## begin
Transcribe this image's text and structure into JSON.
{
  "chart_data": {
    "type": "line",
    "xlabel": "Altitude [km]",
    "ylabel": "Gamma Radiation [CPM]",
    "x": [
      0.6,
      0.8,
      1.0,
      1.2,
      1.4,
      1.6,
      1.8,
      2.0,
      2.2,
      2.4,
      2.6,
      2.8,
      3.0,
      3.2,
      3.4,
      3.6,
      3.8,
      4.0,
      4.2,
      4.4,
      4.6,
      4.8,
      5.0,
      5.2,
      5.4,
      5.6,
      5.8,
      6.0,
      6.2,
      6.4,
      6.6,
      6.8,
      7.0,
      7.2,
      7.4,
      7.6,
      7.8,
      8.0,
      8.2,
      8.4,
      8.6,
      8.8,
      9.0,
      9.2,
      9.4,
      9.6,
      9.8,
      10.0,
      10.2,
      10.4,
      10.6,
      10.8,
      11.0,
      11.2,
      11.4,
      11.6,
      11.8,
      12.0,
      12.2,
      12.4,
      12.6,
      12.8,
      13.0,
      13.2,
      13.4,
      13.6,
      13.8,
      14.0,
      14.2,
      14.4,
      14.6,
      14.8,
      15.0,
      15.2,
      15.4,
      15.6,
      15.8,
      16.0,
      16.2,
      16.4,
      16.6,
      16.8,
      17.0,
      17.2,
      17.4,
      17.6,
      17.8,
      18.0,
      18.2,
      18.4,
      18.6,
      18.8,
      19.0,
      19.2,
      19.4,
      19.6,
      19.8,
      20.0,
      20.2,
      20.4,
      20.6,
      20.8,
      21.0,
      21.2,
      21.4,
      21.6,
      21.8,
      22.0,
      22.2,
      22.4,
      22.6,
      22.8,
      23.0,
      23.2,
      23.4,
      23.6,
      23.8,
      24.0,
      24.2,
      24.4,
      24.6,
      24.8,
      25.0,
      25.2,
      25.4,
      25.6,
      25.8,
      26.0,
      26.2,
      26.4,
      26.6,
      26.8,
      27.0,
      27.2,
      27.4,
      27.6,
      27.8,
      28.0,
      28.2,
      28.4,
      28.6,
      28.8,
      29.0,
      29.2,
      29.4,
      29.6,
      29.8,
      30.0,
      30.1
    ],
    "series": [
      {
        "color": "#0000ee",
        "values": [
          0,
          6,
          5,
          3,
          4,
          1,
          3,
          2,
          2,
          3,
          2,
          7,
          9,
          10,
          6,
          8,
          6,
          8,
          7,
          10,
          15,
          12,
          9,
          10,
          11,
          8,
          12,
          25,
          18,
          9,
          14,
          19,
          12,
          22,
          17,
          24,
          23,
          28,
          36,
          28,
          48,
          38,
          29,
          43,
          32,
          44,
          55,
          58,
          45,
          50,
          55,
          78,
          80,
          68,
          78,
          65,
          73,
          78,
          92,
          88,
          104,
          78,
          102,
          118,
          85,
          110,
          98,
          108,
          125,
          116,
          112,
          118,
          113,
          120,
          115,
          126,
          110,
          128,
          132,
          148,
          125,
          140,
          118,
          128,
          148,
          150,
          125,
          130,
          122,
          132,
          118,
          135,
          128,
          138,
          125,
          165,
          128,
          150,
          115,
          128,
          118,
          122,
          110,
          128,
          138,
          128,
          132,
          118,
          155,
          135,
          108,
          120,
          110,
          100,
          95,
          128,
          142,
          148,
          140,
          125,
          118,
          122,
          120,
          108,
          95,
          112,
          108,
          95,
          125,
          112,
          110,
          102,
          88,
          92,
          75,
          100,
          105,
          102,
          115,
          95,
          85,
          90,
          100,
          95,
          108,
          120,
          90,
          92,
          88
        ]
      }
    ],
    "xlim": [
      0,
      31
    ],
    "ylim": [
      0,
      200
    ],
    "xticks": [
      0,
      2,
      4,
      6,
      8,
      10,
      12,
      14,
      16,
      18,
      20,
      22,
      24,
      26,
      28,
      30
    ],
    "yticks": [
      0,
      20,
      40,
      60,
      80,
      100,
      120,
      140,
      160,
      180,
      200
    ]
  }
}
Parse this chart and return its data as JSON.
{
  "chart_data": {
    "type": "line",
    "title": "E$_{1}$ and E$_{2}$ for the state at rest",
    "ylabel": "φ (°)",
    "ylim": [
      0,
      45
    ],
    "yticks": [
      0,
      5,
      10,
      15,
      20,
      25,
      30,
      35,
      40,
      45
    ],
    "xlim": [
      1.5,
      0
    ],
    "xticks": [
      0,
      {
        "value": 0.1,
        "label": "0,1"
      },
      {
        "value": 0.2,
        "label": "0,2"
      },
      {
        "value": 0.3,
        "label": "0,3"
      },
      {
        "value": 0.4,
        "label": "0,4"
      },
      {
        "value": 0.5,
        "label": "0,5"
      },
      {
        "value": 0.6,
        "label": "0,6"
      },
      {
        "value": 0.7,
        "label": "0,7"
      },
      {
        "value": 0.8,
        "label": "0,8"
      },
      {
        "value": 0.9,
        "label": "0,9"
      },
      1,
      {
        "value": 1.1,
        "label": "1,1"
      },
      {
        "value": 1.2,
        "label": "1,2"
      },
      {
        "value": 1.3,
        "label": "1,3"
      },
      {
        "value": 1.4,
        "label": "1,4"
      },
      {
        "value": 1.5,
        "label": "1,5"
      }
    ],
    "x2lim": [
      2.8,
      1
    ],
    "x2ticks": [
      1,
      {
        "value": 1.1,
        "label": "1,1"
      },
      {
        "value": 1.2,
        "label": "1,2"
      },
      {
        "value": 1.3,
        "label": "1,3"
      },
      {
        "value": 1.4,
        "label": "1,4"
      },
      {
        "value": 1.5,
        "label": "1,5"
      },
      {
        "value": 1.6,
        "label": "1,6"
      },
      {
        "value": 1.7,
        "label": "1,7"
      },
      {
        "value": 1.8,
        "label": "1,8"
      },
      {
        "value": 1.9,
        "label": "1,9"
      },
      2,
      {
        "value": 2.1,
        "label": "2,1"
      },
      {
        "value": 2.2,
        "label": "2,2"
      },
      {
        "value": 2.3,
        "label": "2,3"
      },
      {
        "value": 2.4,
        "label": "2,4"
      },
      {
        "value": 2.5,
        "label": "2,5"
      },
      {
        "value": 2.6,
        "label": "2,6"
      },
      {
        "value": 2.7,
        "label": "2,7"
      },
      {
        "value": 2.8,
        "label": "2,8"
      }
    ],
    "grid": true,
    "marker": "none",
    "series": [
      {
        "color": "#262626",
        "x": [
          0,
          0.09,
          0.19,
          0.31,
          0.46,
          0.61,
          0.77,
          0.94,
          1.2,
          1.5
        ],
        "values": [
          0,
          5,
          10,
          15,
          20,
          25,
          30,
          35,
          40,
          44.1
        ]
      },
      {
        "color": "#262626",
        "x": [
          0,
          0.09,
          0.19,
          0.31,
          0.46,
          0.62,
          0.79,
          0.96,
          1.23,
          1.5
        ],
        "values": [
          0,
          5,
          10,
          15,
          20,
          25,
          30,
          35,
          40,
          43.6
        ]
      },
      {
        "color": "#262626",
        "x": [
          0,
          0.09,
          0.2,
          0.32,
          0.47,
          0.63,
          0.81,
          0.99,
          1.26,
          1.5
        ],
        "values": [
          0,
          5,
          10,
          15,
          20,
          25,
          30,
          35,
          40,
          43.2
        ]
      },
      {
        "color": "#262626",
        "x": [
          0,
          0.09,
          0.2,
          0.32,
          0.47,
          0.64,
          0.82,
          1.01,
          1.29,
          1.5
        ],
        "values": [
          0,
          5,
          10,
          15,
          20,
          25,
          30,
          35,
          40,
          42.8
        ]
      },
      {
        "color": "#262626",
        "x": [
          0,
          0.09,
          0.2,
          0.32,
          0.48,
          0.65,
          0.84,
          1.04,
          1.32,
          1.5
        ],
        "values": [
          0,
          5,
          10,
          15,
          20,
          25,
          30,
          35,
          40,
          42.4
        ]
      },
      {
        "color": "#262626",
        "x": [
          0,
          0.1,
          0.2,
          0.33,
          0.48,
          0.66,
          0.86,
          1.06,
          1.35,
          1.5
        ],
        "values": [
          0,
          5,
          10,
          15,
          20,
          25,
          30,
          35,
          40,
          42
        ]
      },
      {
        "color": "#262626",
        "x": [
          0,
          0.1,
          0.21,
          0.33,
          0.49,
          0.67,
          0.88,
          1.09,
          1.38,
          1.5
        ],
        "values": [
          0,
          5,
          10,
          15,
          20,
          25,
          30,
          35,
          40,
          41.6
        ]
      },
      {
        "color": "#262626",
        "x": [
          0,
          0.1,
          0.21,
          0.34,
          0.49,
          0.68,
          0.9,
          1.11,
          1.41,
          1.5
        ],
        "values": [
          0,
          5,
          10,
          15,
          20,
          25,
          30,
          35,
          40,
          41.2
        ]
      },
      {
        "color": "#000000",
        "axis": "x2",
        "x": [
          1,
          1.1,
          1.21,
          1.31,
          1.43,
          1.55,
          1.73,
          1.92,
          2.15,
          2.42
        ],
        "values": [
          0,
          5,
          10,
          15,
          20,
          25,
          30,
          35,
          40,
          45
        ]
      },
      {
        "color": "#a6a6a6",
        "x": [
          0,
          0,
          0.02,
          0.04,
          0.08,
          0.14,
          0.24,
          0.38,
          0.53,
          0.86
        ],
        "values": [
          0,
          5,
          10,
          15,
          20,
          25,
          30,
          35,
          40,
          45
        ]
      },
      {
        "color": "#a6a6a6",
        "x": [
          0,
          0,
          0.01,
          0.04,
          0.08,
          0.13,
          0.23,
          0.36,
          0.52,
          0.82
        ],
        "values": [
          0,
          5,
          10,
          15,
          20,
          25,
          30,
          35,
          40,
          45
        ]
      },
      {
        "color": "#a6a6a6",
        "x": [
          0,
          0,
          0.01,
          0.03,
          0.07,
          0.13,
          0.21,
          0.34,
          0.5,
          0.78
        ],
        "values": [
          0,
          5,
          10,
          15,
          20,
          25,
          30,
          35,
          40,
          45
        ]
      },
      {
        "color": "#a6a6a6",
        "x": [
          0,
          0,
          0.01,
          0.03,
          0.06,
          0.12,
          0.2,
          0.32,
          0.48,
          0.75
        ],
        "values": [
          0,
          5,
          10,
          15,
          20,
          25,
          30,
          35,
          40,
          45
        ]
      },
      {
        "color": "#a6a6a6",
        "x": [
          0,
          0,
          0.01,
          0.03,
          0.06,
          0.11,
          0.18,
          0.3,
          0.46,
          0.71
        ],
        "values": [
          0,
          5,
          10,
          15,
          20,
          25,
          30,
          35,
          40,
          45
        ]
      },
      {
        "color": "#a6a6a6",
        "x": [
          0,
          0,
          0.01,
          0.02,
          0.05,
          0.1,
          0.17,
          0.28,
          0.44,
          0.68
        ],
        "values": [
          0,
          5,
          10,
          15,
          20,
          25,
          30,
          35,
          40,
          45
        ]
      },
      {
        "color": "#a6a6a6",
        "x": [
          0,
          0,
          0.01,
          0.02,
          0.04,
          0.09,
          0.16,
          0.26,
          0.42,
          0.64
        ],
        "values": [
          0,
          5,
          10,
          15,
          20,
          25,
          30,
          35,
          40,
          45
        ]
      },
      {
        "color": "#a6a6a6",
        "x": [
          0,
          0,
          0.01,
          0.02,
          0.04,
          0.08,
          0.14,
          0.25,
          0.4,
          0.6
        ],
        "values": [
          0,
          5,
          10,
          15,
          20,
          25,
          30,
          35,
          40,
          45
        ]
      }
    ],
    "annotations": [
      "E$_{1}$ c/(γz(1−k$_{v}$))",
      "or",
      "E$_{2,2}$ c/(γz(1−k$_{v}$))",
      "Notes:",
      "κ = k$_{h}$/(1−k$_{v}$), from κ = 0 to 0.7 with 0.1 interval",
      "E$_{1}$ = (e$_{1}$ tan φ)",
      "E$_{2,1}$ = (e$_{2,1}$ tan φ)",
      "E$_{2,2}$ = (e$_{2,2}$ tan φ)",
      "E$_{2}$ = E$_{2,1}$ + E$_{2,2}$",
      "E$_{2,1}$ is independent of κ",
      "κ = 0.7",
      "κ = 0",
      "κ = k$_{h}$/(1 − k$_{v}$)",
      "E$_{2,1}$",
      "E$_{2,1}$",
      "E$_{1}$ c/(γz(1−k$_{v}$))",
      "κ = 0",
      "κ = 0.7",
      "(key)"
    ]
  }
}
## end
• _What is being asked_: Go through the listing above and return every line where the word "JSON" occurs.

• _Reply to the task_:
Transcribe this image's text and structure into JSON.
Parse this chart and return its data as JSON.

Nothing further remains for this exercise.